* BEGIN RECORDS FOR THIS TASK *

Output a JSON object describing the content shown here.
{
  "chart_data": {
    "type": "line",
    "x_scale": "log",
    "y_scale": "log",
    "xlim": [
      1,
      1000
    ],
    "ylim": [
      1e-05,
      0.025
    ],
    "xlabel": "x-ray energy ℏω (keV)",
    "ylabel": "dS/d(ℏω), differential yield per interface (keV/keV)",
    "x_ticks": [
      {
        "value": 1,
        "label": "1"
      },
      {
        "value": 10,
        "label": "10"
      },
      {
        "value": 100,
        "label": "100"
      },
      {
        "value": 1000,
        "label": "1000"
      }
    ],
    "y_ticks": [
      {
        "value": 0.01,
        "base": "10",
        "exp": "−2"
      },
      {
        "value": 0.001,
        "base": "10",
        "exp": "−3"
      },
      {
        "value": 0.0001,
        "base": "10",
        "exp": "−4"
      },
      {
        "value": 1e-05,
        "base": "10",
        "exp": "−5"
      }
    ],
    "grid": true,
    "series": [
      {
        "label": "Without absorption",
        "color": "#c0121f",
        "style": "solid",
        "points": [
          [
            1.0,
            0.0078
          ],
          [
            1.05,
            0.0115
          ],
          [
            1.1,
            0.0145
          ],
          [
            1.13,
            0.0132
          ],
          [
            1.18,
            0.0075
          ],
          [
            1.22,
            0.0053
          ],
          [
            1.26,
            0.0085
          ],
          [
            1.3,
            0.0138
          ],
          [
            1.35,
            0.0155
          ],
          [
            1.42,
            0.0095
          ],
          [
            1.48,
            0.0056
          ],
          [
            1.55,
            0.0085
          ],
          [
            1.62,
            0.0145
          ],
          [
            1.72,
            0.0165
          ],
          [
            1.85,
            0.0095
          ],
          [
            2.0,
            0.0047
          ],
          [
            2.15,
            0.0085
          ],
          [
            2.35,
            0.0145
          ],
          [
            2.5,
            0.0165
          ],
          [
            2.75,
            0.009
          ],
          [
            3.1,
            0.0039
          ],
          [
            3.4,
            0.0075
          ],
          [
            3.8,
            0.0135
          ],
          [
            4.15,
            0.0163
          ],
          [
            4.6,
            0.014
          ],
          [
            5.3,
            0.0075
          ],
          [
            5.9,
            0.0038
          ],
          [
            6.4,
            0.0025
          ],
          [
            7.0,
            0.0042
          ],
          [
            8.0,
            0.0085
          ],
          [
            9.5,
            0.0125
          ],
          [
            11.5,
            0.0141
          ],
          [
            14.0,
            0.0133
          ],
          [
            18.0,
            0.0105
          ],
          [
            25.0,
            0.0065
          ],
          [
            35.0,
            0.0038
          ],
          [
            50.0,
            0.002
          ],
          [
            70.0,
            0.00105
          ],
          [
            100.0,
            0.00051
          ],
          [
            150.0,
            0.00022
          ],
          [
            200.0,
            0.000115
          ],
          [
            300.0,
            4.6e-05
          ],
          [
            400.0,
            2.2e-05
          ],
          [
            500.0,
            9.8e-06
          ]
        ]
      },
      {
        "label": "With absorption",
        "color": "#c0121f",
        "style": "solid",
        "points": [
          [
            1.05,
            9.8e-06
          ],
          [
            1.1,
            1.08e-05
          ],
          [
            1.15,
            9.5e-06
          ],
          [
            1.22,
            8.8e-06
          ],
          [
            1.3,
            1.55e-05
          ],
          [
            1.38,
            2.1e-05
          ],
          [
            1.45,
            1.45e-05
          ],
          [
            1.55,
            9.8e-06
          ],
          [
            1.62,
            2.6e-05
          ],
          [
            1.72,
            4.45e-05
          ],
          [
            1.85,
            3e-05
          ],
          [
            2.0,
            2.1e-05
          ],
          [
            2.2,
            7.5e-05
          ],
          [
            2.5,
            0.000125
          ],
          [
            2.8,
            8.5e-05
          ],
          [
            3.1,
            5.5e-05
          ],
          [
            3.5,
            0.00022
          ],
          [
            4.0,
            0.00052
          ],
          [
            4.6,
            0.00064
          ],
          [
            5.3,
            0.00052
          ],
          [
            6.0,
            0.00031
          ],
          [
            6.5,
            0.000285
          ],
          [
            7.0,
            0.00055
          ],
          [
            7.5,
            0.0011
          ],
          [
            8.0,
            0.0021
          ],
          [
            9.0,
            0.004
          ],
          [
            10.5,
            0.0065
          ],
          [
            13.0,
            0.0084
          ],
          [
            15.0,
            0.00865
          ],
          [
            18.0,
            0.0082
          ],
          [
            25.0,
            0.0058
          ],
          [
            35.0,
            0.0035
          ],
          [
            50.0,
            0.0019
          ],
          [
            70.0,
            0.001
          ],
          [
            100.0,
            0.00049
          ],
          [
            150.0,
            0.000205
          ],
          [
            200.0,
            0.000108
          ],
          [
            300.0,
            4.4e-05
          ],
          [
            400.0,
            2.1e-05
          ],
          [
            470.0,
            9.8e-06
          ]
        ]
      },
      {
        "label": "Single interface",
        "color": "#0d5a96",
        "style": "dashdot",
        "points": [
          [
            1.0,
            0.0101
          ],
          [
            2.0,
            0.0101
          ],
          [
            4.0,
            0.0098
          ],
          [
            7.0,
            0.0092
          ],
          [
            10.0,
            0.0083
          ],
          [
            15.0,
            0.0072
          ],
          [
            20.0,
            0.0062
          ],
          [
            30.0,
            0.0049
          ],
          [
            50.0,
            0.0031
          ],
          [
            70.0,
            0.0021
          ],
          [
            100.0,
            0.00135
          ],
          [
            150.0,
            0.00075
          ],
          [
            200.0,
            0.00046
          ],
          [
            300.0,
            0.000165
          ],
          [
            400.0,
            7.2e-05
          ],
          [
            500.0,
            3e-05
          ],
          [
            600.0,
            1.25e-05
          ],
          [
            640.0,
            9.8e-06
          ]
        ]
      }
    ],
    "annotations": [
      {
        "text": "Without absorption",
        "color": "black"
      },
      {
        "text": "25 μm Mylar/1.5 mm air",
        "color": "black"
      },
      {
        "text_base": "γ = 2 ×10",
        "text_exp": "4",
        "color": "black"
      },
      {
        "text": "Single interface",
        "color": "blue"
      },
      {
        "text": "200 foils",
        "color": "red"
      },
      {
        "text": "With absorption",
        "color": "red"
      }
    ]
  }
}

* END RECORDS FOR THIS TASK *

## INSTRUCTIONS TO FOLLOW
In this exercise, repeat all entries exactly.

## RESULT OF THIS TASK
Output a JSON object describing the content shown here.
{
  "chart_data": {
    "type": "line",
    "x_scale": "log",
    "y_scale": "log",
    "xlim": [
      1,
      1000
    ],
    "ylim": [
      1e-05,
      0.025
    ],
    "xlabel": "x-ray energy ℏω (keV)",
    "ylabel": "dS/d(ℏω), differential yield per interface (keV/keV)",
    "x_ticks": [
      {
        "value": 1,
        "label": "1"
      },
      {
        "value": 10,
        "label": "10"
      },
      {
        "value": 100,
        "label": "100"
      },
      {
        "value": 1000,
        "label": "1000"
      }
    ],
    "y_ticks": [
      {
        "value": 0.01,
        "base": "10",
        "exp": "−2"
      },
      {
        "value": 0.001,
        "base": "10",
        "exp": "−3"
      },
      {
        "value": 0.0001,
        "base": "10",
        "exp": "−4"
      },
      {
        "value": 1e-05,
        "base": "10",
        "exp": "−5"
      }
    ],
    "grid": true,
    "series": [
      {
        "label": "Without absorption",
        "color": "#c0121f",
        "style": "solid",
        "points": [
          [
            1.0,
            0.0078
          ],
          [
            1.05,
            0.0115
          ],
          [
            1.1,
            0.0145
          ],
          [
            1.13,
            0.0132
          ],
          [
            1.18,
            0.0075
          ],
          [
            1.22,
            0.0053
          ],
          [
            1.26,
            0.0085
          ],
          [
            1.3,
            0.0138
          ],
          [
            1.35,
            0.0155
          ],
          [
            1.42,
            0.0095
          ],
          [
            1.48,
            0.0056
          ],
          [
            1.55,
            0.0085
          ],
          [
            1.62,
            0.0145
          ],
          [
            1.72,
            0.0165
          ],
          [
            1.85,
            0.0095
          ],
          [
            2.0,
            0.0047
          ],
          [
            2.15,
            0.0085
          ],
          [
            2.35,
            0.0145
          ],
          [
            2.5,
            0.0165
          ],
          [
            2.75,
            0.009
          ],
          [
            3.1,
            0.0039
          ],
          [
            3.4,
            0.0075
          ],
          [
            3.8,
            0.0135
          ],
          [
            4.15,
            0.0163
          ],
          [
            4.6,
            0.014
          ],
          [
            5.3,
            0.0075
          ],
          [
            5.9,
            0.0038
          ],
          [
            6.4,
            0.0025
          ],
          [
            7.0,
            0.0042
          ],
          [
            8.0,
            0.0085
          ],
          [
            9.5,
            0.0125
          ],
          [
            11.5,
            0.0141
          ],
          [
            14.0,
            0.0133
          ],
          [
            18.0,
            0.0105
          ],
          [
            25.0,
            0.0065
          ],
          [
            35.0,
            0.0038
          ],
          [
            50.0,
            0.002
          ],
          [
            70.0,
            0.00105
          ],
          [
            100.0,
            0.00051
          ],
          [
            150.0,
            0.00022
          ],
          [
            200.0,
            0.000115
          ],
          [
            300.0,
            4.6e-05
          ],
          [
            400.0,
            2.2e-05
          ],
          [
            500.0,
            9.8e-06
          ]
        ]
      },
      {
        "label": "With absorption",
        "color": "#c0121f",
        "style": "solid",
        "points": [
          [
            1.05,
            9.8e-06
          ],
          [
            1.1,
            1.08e-05
          ],
          [
            1.15,
            9.5e-06
          ],
          [
            1.22,
            8.8e-06
          ],
          [
            1.3,
            1.55e-05
          ],
          [
            1.38,
            2.1e-05
          ],
          [
            1.45,
            1.45e-05
          ],
          [
            1.55,
            9.8e-06
          ],
          [
            1.62,
            2.6e-05
          ],
          [
            1.72,
            4.45e-05
          ],
          [
            1.85,
            3e-05
          ],
          [
            2.0,
            2.1e-05
          ],
          [
            2.2,
            7.5e-05
          ],
          [
            2.5,
            0.000125
          ],
          [
            2.8,
            8.5e-05
          ],
          [
            3.1,
            5.5e-05
          ],
          [
            3.5,
            0.00022
          ],
          [
            4.0,
            0.00052
          ],
          [
            4.6,
            0.00064
          ],
          [
            5.3,
            0.00052
          ],
          [
            6.0,
            0.00031
          ],
          [
            6.5,
            0.000285
          ],
          [
            7.0,
            0.00055
          ],
          [
            7.5,
            0.0011
          ],
          [
            8.0,
            0.0021
          ],
          [
            9.0,
            0.004
          ],
          [
            10.5,
            0.0065
          ],
          [
            13.0,
            0.0084
          ],
          [
            15.0,
            0.00865
          ],
          [
            18.0,
            0.0082
          ],
          [
            25.0,
            0.0058
          ],
          [
            35.0,
            0.0035
          ],
          [
            50.0,
            0.0019
          ],
          [
            70.0,
            0.001
          ],
          [
            100.0,
            0.00049
          ],
          [
            150.0,
            0.000205
          ],
          [
            200.0,
            0.000108
          ],
          [
            300.0,
            4.4e-05
          ],
          [
            400.0,
            2.1e-05
          ],
          [
            470.0,
            9.8e-06
          ]
        ]
      },
      {
        "label": "Single interface",
        "color": "#0d5a96",
        "style": "dashdot",
        "points": [
          [
            1.0,
            0.0101
          ],
          [
            2.0,
            0.0101
          ],
          [
            4.0,
            0.0098
          ],
          [
            7.0,
            0.0092
          ],
          [
            10.0,
            0.0083
          ],
          [
            15.0,
            0.0072
          ],
          [
            20.0,
            0.0062
          ],
          [
            30.0,
            0.0049
          ],
          [
            50.0,
            0.0031
          ],
          [
            70.0,
            0.0021
          ],
          [
            100.0,
            0.00135
          ],
          [
            150.0,
            0.00075
          ],
          [
            200.0,
            0.00046
          ],
          [
            300.0,
            0.000165
          ],
          [
            400.0,
            7.2e-05
          ],
          [
            500.0,
            3e-05
          ],
          [
            600.0,
            1.25e-05
          ],
          [
            640.0,
            9.8e-06
          ]
        ]
      }
    ],
    "annotations": [
      {
        "text": "Without absorption",
        "color": "black"
      },
      {
        "text": "25 μm Mylar/1.5 mm air",
        "color": "black"
      },
      {
        "text_base": "γ = 2 ×10",
        "text_exp": "4",
        "color": "black"
      },
      {
        "text": "Single interface",
        "color": "blue"
      },
      {
        "text": "200 foils",
        "color": "red"
      },
      {
        "text": "With absorption",
        "color": "red"
      }
    ]
  }
}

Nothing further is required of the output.